Required work: Drop the pictures from the entries below, then reproduce the rest exactly.

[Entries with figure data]
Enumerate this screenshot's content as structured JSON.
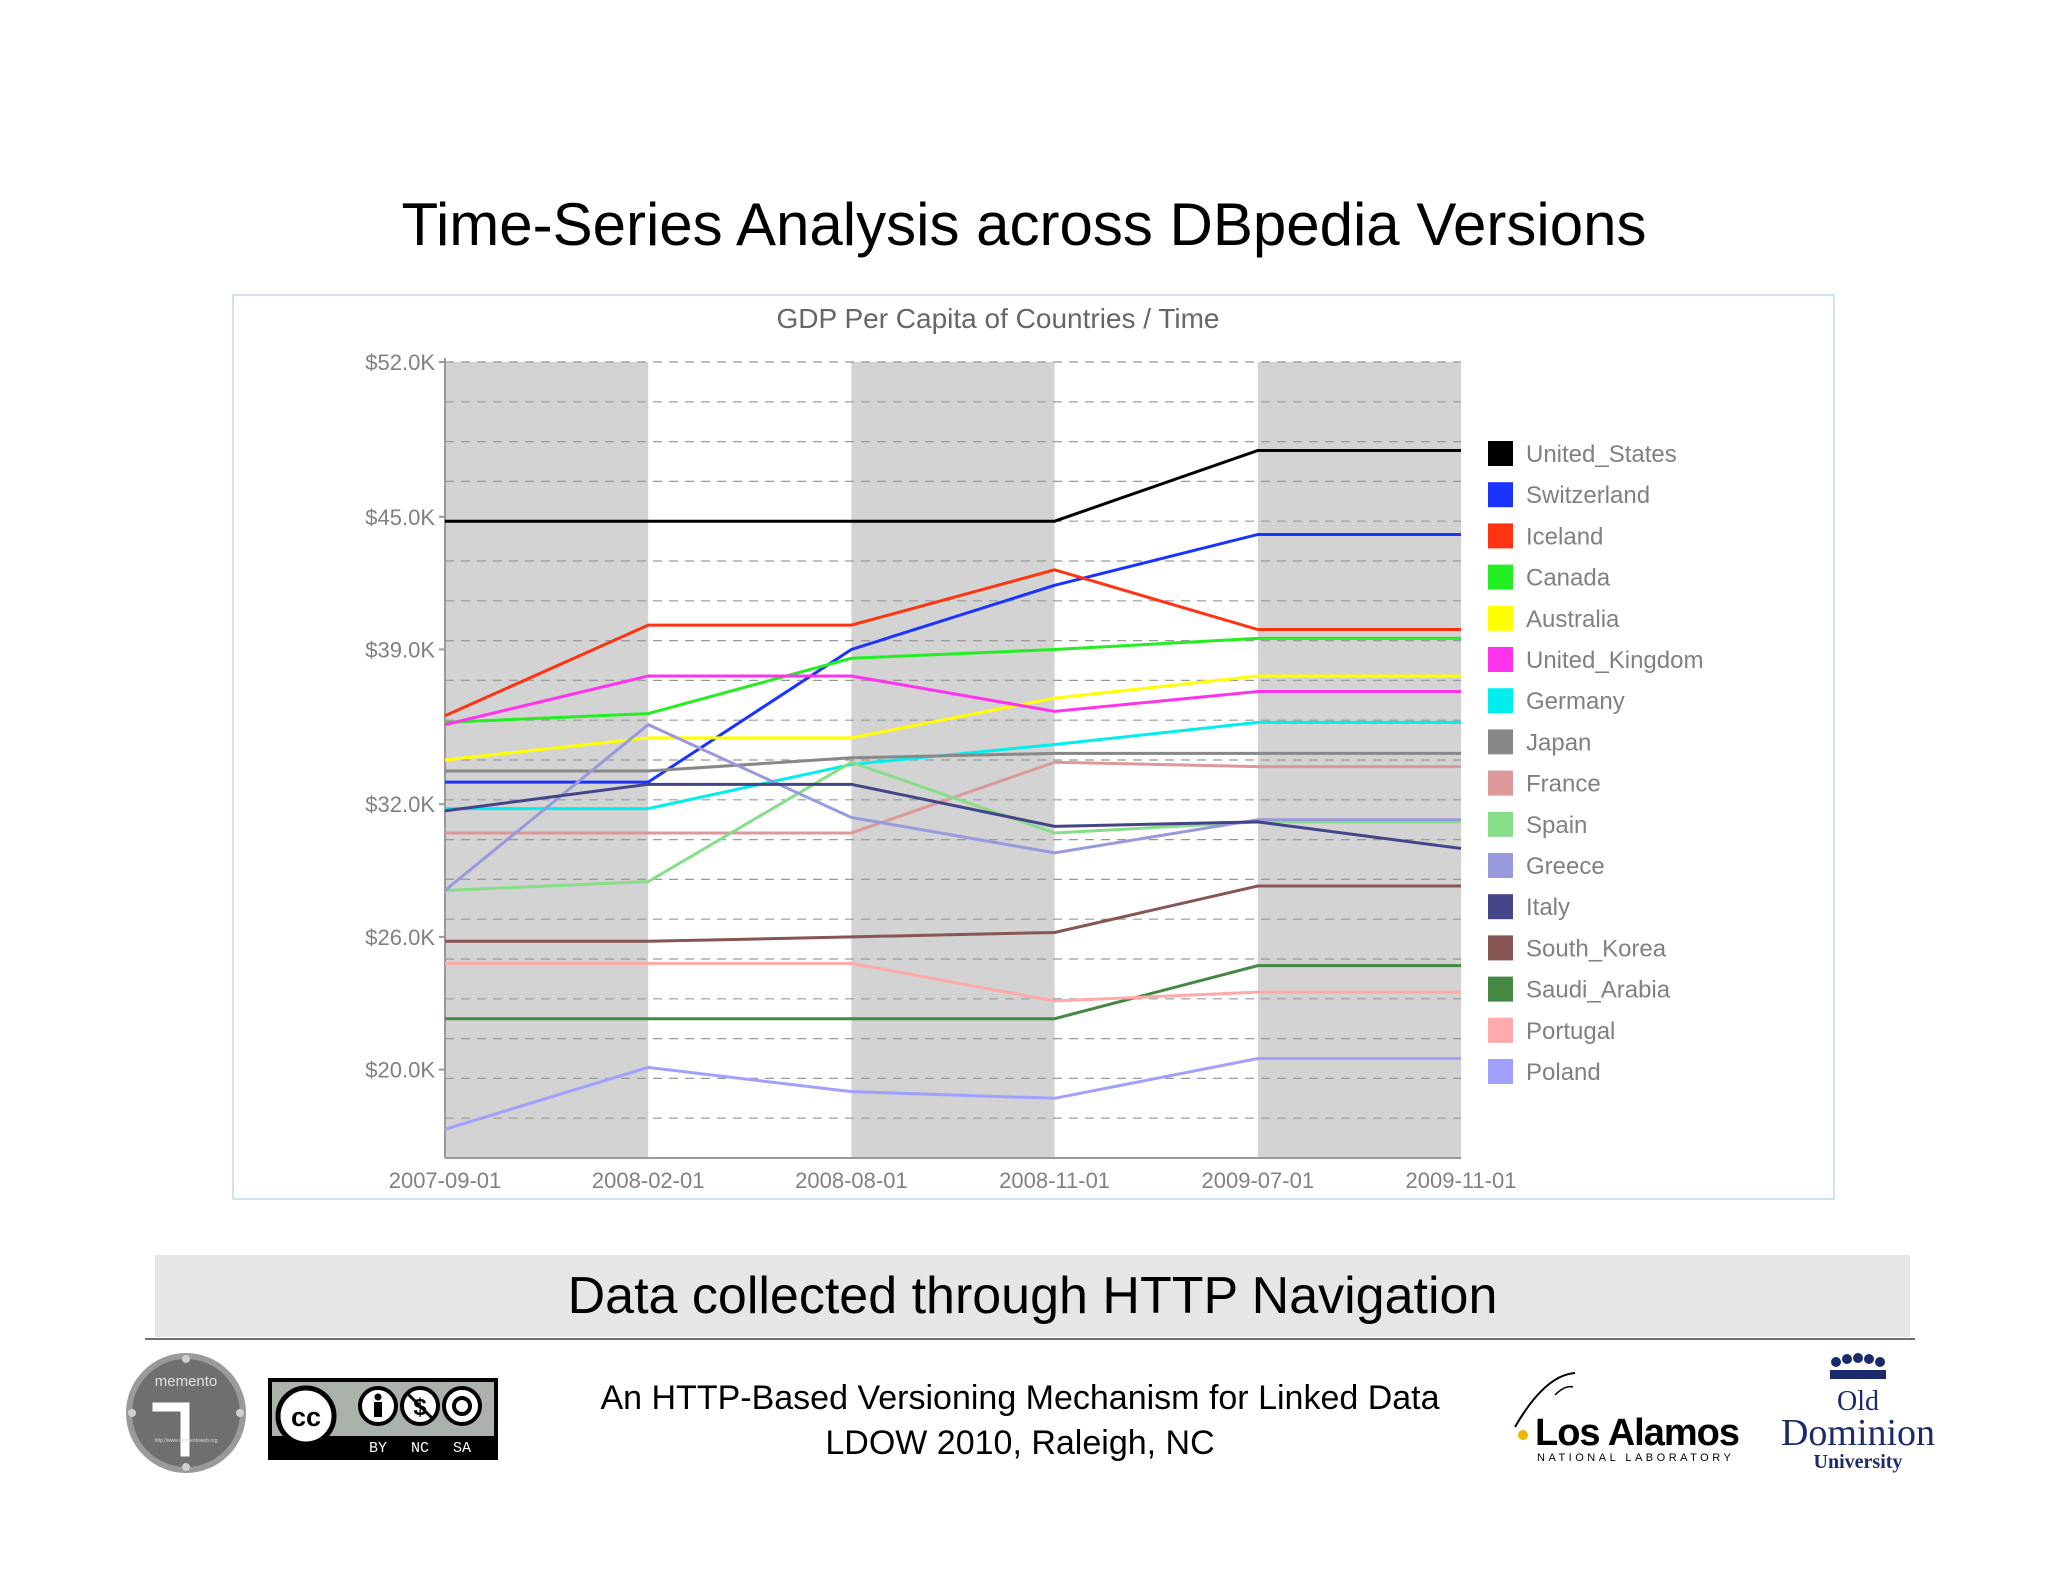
{
  "slide": {
    "title": "Time-Series Analysis across DBpedia Versions",
    "subtitle": "Data collected through HTTP Navigation",
    "footer_line1": "An HTTP-Based Versioning Mechanism for Linked Data",
    "footer_line2": "LDOW 2010, Raleigh, NC"
  },
  "logos": {
    "memento_text": "memento",
    "memento_url": "http://www.mementoweb.org",
    "cc_labels": [
      "BY",
      "NC",
      "SA"
    ],
    "lanl_name": "Los Alamos",
    "lanl_sub": "NATIONAL LABORATORY",
    "odu_line1": "Old",
    "odu_line2": "Dominion",
    "odu_line3": "University"
  },
  "chart_data": {
    "type": "line",
    "title": "GDP Per Capita of Countries / Time",
    "xlabel": "",
    "ylabel": "",
    "x": [
      "2007-09-01",
      "2008-02-01",
      "2008-08-01",
      "2008-11-01",
      "2009-07-01",
      "2009-11-01"
    ],
    "y_ticks": [
      "$52.0K",
      "$45.0K",
      "$39.0K",
      "$32.0K",
      "$26.0K",
      "$20.0K"
    ],
    "y_tick_values": [
      52,
      45,
      39,
      32,
      26,
      20
    ],
    "ylim": [
      16,
      52
    ],
    "y_unit": "thousand USD",
    "grid": true,
    "shaded_bands": [
      [
        0,
        1
      ],
      [
        2,
        3
      ],
      [
        4,
        5
      ]
    ],
    "band_color": "#d3d3d3",
    "legend_position": "right",
    "series": [
      {
        "name": "United_States",
        "color": "#000000",
        "values": [
          44.8,
          44.8,
          44.8,
          44.8,
          48.0,
          48.0
        ]
      },
      {
        "name": "Switzerland",
        "color": "#1a33ff",
        "values": [
          33.0,
          33.0,
          39.0,
          41.9,
          44.2,
          44.2
        ]
      },
      {
        "name": "Iceland",
        "color": "#ff3311",
        "values": [
          36.0,
          40.1,
          40.1,
          42.6,
          39.9,
          39.9
        ]
      },
      {
        "name": "Canada",
        "color": "#22ee22",
        "values": [
          35.7,
          36.1,
          38.6,
          39.0,
          39.5,
          39.5
        ]
      },
      {
        "name": "Australia",
        "color": "#ffff00",
        "values": [
          34.0,
          35.0,
          35.0,
          36.8,
          37.8,
          37.8
        ]
      },
      {
        "name": "United_Kingdom",
        "color": "#ff33ee",
        "values": [
          35.6,
          37.8,
          37.8,
          36.2,
          37.1,
          37.1
        ]
      },
      {
        "name": "Germany",
        "color": "#00eeee",
        "values": [
          31.8,
          31.8,
          33.8,
          34.7,
          35.7,
          35.7
        ]
      },
      {
        "name": "Japan",
        "color": "#888888",
        "values": [
          33.5,
          33.5,
          34.1,
          34.3,
          34.3,
          34.3
        ]
      },
      {
        "name": "France",
        "color": "#dd9999",
        "values": [
          30.7,
          30.7,
          30.7,
          33.9,
          33.7,
          33.7
        ]
      },
      {
        "name": "Spain",
        "color": "#88dd88",
        "values": [
          28.1,
          28.5,
          33.9,
          30.7,
          31.2,
          31.2
        ]
      },
      {
        "name": "Greece",
        "color": "#9999dd",
        "values": [
          28.1,
          35.6,
          31.4,
          29.8,
          31.3,
          31.3
        ]
      },
      {
        "name": "Italy",
        "color": "#444488",
        "values": [
          31.7,
          32.9,
          32.9,
          31.0,
          31.2,
          30.0
        ]
      },
      {
        "name": "South_Korea",
        "color": "#885555",
        "values": [
          25.8,
          25.8,
          26.0,
          26.2,
          28.3,
          28.3
        ]
      },
      {
        "name": "Saudi_Arabia",
        "color": "#448844",
        "values": [
          22.3,
          22.3,
          22.3,
          22.3,
          24.7,
          24.7
        ]
      },
      {
        "name": "Portugal",
        "color": "#ffaaaa",
        "values": [
          24.8,
          24.8,
          24.8,
          23.1,
          23.5,
          23.5
        ]
      },
      {
        "name": "Poland",
        "color": "#a0a0ff",
        "values": [
          17.3,
          20.1,
          19.0,
          18.7,
          20.5,
          20.5
        ]
      }
    ]
  }
}
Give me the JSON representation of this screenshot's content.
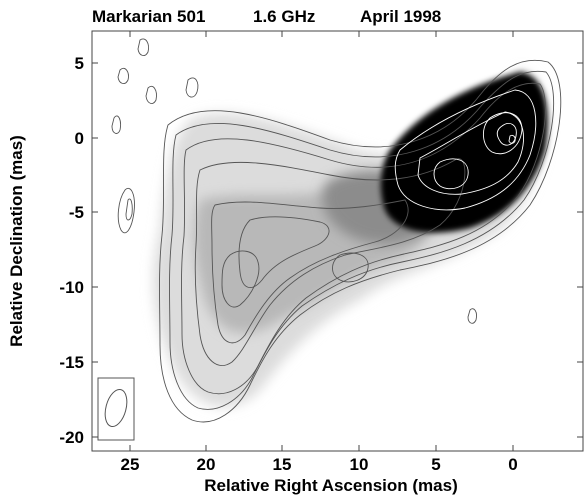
{
  "title": {
    "source": "Markarian 501",
    "frequency": "1.6 GHz",
    "date": "April 1998"
  },
  "axes": {
    "xlabel": "Relative Right Ascension (mas)",
    "ylabel": "Relative Declination (mas)",
    "x_ticks": [
      "25",
      "20",
      "15",
      "10",
      "5",
      "0"
    ],
    "y_ticks": [
      "5",
      "0",
      "-5",
      "-10",
      "-15",
      "-20"
    ]
  },
  "image": {
    "type": "radio map contour plot with greyscale",
    "x_range_mas": [
      28.5,
      -4.5
    ],
    "y_range_mas": [
      -21,
      7
    ],
    "colors": {
      "core": "#000000",
      "jet_mid": "#6a6a6a",
      "jet_faint": "#d4d4d4",
      "contour": "#555555",
      "inner_contour": "#ffffff"
    }
  },
  "beam": {
    "shape": "ellipse",
    "icon": "beam-ellipse-icon"
  }
}
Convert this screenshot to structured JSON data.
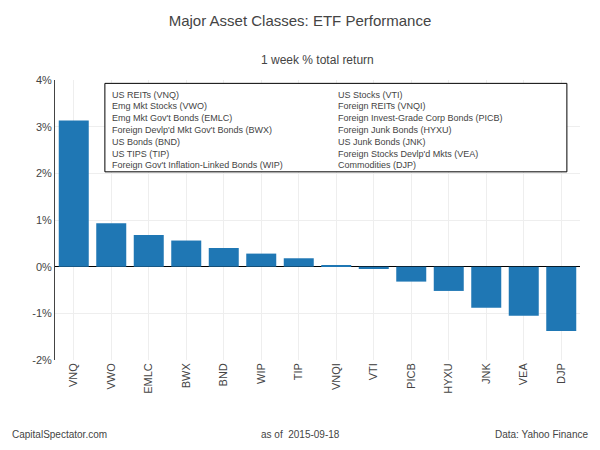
{
  "chart_data": {
    "type": "bar",
    "title": "Major Asset Classes: ETF Performance",
    "subtitle": "1 week % total return",
    "categories": [
      "VNQ",
      "VWO",
      "EMLC",
      "BWX",
      "BND",
      "WIP",
      "TIP",
      "VNQI",
      "VTI",
      "PICB",
      "HYXU",
      "JNK",
      "VEA",
      "DJP"
    ],
    "values": [
      3.13,
      0.93,
      0.68,
      0.56,
      0.4,
      0.28,
      0.18,
      0.02,
      -0.05,
      -0.32,
      -0.52,
      -0.88,
      -1.05,
      -1.38
    ],
    "ylim": [
      -2.0,
      4.0
    ],
    "yticks": [
      {
        "value": -2.0,
        "label": "-2%"
      },
      {
        "value": -1.0,
        "label": "-1%"
      },
      {
        "value": 0.0,
        "label": "0%"
      },
      {
        "value": 1.0,
        "label": "1%"
      },
      {
        "value": 2.0,
        "label": "2%"
      },
      {
        "value": 3.0,
        "label": "3%"
      },
      {
        "value": 4.0,
        "label": "4%"
      }
    ],
    "grid": true,
    "annotations": [
      "US REITs (VNQ)",
      "Emg Mkt Stocks (VWO)",
      "Emg Mkt Gov't Bonds (EMLC)",
      "Foreign Devlp'd Mkt Gov't Bonds (BWX)",
      "US Bonds (BND)",
      "US TIPS (TIP)",
      "Foreign Gov't Inflation-Linked Bonds (WIP)",
      "US Stocks (VTI)",
      "Foreign REITs (VNQI)",
      "Foreign Invest-Grade Corp Bonds (PICB)",
      "Foreign Junk Bonds (HYXU)",
      "US Junk Bonds (JNK)",
      "Foreign Stocks Devlp'd Mkts (VEA)",
      "Commodities (DJP)",
      "CapitalSpectator.com",
      "as of  2015-09-18",
      "Data: Yahoo Finance"
    ]
  }
}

Result for this exercise:
Enumerate this screenshot's content as structured JSON.
{
  "slide": {
    "title": "Time-Series Analysis across DBpedia Versions",
    "subtitle": "Data collected through HTTP Navigation",
    "footer_line1": "An HTTP-Based Versioning Mechanism for Linked Data",
    "footer_line2": "LDOW 2010, Raleigh, NC"
  },
  "logos": {
    "memento_text": "memento",
    "memento_url": "http://www.mementoweb.org",
    "cc_labels": [
      "BY",
      "NC",
      "SA"
    ],
    "lanl_name": "Los Alamos",
    "lanl_sub": "NATIONAL LABORATORY",
    "odu_line1": "Old",
    "odu_line2": "Dominion",
    "odu_line3": "University"
  },
  "chart_data": {
    "type": "line",
    "title": "GDP Per Capita of Countries / Time",
    "xlabel": "",
    "ylabel": "",
    "x": [
      "2007-09-01",
      "2008-02-01",
      "2008-08-01",
      "2008-11-01",
      "2009-07-01",
      "2009-11-01"
    ],
    "y_ticks": [
      "$52.0K",
      "$45.0K",
      "$39.0K",
      "$32.0K",
      "$26.0K",
      "$20.0K"
    ],
    "y_tick_values": [
      52,
      45,
      39,
      32,
      26,
      20
    ],
    "ylim": [
      16,
      52
    ],
    "y_unit": "thousand USD",
    "grid": true,
    "shaded_bands": [
      [
        0,
        1
      ],
      [
        2,
        3
      ],
      [
        4,
        5
      ]
    ],
    "band_color": "#d3d3d3",
    "legend_position": "right",
    "series": [
      {
        "name": "United_States",
        "color": "#000000",
        "values": [
          44.8,
          44.8,
          44.8,
          44.8,
          48.0,
          48.0
        ]
      },
      {
        "name": "Switzerland",
        "color": "#1a33ff",
        "values": [
          33.0,
          33.0,
          39.0,
          41.9,
          44.2,
          44.2
        ]
      },
      {
        "name": "Iceland",
        "color": "#ff3311",
        "values": [
          36.0,
          40.1,
          40.1,
          42.6,
          39.9,
          39.9
        ]
      },
      {
        "name": "Canada",
        "color": "#22ee22",
        "values": [
          35.7,
          36.1,
          38.6,
          39.0,
          39.5,
          39.5
        ]
      },
      {
        "name": "Australia",
        "color": "#ffff00",
        "values": [
          34.0,
          35.0,
          35.0,
          36.8,
          37.8,
          37.8
        ]
      },
      {
        "name": "United_Kingdom",
        "color": "#ff33ee",
        "values": [
          35.6,
          37.8,
          37.8,
          36.2,
          37.1,
          37.1
        ]
      },
      {
        "name": "Germany",
        "color": "#00eeee",
        "values": [
          31.8,
          31.8,
          33.8,
          34.7,
          35.7,
          35.7
        ]
      },
      {
        "name": "Japan",
        "color": "#888888",
        "values": [
          33.5,
          33.5,
          34.1,
          34.3,
          34.3,
          34.3
        ]
      },
      {
        "name": "France",
        "color": "#dd9999",
        "values": [
          30.7,
          30.7,
          30.7,
          33.9,
          33.7,
          33.7
        ]
      },
      {
        "name": "Spain",
        "color": "#88dd88",
        "values": [
          28.1,
          28.5,
          33.9,
          30.7,
          31.2,
          31.2
        ]
      },
      {
        "name": "Greece",
        "color": "#9999dd",
        "values": [
          28.1,
          35.6,
          31.4,
          29.8,
          31.3,
          31.3
        ]
      },
      {
        "name": "Italy",
        "color": "#444488",
        "values": [
          31.7,
          32.9,
          32.9,
          31.0,
          31.2,
          30.0
        ]
      },
      {
        "name": "South_Korea",
        "color": "#885555",
        "values": [
          25.8,
          25.8,
          26.0,
          26.2,
          28.3,
          28.3
        ]
      },
      {
        "name": "Saudi_Arabia",
        "color": "#448844",
        "values": [
          22.3,
          22.3,
          22.3,
          22.3,
          24.7,
          24.7
        ]
      },
      {
        "name": "Portugal",
        "color": "#ffaaaa",
        "values": [
          24.8,
          24.8,
          24.8,
          23.1,
          23.5,
          23.5
        ]
      },
      {
        "name": "Poland",
        "color": "#a0a0ff",
        "values": [
          17.3,
          20.1,
          19.0,
          18.7,
          20.5,
          20.5
        ]
      }
    ]
  }
}
Give me the JSON representation of this screenshot's content.
{
  "title": {
    "source": "Markarian 501",
    "frequency": "1.6 GHz",
    "date": "April 1998"
  },
  "axes": {
    "xlabel": "Relative Right Ascension (mas)",
    "ylabel": "Relative Declination (mas)",
    "x_ticks": [
      "25",
      "20",
      "15",
      "10",
      "5",
      "0"
    ],
    "y_ticks": [
      "5",
      "0",
      "-5",
      "-10",
      "-15",
      "-20"
    ]
  },
  "image": {
    "type": "radio map contour plot with greyscale",
    "x_range_mas": [
      28.5,
      -4.5
    ],
    "y_range_mas": [
      -21,
      7
    ],
    "colors": {
      "core": "#000000",
      "jet_mid": "#6a6a6a",
      "jet_faint": "#d4d4d4",
      "contour": "#555555",
      "inner_contour": "#ffffff"
    }
  },
  "beam": {
    "shape": "ellipse",
    "icon": "beam-ellipse-icon"
  }
}
Convert this screenshot to structured JSON data.
{
  "chart_data": {
    "type": "bar",
    "title": "Major Asset Classes: ETF Performance",
    "subtitle": "1 week % total return",
    "categories": [
      "VNQ",
      "VWO",
      "EMLC",
      "BWX",
      "BND",
      "WIP",
      "TIP",
      "VNQI",
      "VTI",
      "PICB",
      "HYXU",
      "JNK",
      "VEA",
      "DJP"
    ],
    "values": [
      3.13,
      0.93,
      0.68,
      0.56,
      0.4,
      0.28,
      0.18,
      0.02,
      -0.05,
      -0.32,
      -0.52,
      -0.88,
      -1.05,
      -1.38
    ],
    "ylim": [
      -2.0,
      4.0
    ],
    "yticks": [
      {
        "value": -2.0,
        "label": "-2%"
      },
      {
        "value": -1.0,
        "label": "-1%"
      },
      {
        "value": 0.0,
        "label": "0%"
      },
      {
        "value": 1.0,
        "label": "1%"
      },
      {
        "value": 2.0,
        "label": "2%"
      },
      {
        "value": 3.0,
        "label": "3%"
      },
      {
        "value": 4.0,
        "label": "4%"
      }
    ],
    "grid": true,
    "annotations": [
      "US REITs (VNQ)",
      "Emg Mkt Stocks (VWO)",
      "Emg Mkt Gov't Bonds (EMLC)",
      "Foreign Devlp'd Mkt Gov't Bonds (BWX)",
      "US Bonds (BND)",
      "US TIPS (TIP)",
      "Foreign Gov't Inflation-Linked Bonds (WIP)",
      "US Stocks (VTI)",
      "Foreign REITs (VNQI)",
      "Foreign Invest-Grade Corp Bonds (PICB)",
      "Foreign Junk Bonds (HYXU)",
      "US Junk Bonds (JNK)",
      "Foreign Stocks Devlp'd Mkts (VEA)",
      "Commodities (DJP)",
      "CapitalSpectator.com",
      "as of  2015-09-18",
      "Data: Yahoo Finance"
    ]
  }
}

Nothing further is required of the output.